— INFORMATION SUPPLIED —

################

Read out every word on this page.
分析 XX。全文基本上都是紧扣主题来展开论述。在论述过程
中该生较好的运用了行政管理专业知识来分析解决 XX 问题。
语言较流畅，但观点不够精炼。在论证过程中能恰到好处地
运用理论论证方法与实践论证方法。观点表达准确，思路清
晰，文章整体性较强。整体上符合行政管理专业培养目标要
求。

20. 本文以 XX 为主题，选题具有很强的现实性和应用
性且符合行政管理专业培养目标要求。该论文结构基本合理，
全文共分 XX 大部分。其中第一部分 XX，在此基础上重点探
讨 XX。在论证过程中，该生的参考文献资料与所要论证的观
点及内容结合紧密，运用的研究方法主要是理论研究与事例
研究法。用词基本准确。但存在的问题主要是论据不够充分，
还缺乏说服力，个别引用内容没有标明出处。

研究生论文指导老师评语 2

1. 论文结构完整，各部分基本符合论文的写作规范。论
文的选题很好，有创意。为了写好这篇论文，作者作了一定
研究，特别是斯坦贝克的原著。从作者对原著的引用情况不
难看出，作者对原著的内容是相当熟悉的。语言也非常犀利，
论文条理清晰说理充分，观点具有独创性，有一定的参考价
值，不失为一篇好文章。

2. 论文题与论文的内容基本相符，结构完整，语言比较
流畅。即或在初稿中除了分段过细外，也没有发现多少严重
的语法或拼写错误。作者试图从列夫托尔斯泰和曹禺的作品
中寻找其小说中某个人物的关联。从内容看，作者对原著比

################

— SHORT PROBLEM —
Send back each record exactly as it stands.

— FINAL RESULT —
Read out every word on this page.
分析 XX。全文基本上都是紧扣主题来展开论述。在论述过程
中该生较好的运用了行政管理专业知识来分析解决 XX 问题。
语言较流畅，但观点不够精炼。在论证过程中能恰到好处地
运用理论论证方法与实践论证方法。观点表达准确，思路清
晰，文章整体性较强。整体上符合行政管理专业培养目标要
求。

20. 本文以 XX 为主题，选题具有很强的现实性和应用
性且符合行政管理专业培养目标要求。该论文结构基本合理，
全文共分 XX 大部分。其中第一部分 XX，在此基础上重点探
讨 XX。在论证过程中，该生的参考文献资料与所要论证的观
点及内容结合紧密，运用的研究方法主要是理论研究与事例
研究法。用词基本准确。但存在的问题主要是论据不够充分，
还缺乏说服力，个别引用内容没有标明出处。

研究生论文指导老师评语 2

1. 论文结构完整，各部分基本符合论文的写作规范。论
文的选题很好，有创意。为了写好这篇论文，作者作了一定
研究，特别是斯坦贝克的原著。从作者对原著的引用情况不
难看出，作者对原著的内容是相当熟悉的。语言也非常犀利，
论文条理清晰说理充分，观点具有独创性，有一定的参考价
值，不失为一篇好文章。

2. 论文题与论文的内容基本相符，结构完整，语言比较
流畅。即或在初稿中除了分段过细外，也没有发现多少严重
的语法或拼写错误。作者试图从列夫托尔斯泰和曹禺的作品
中寻找其小说中某个人物的关联。从内容看，作者对原著比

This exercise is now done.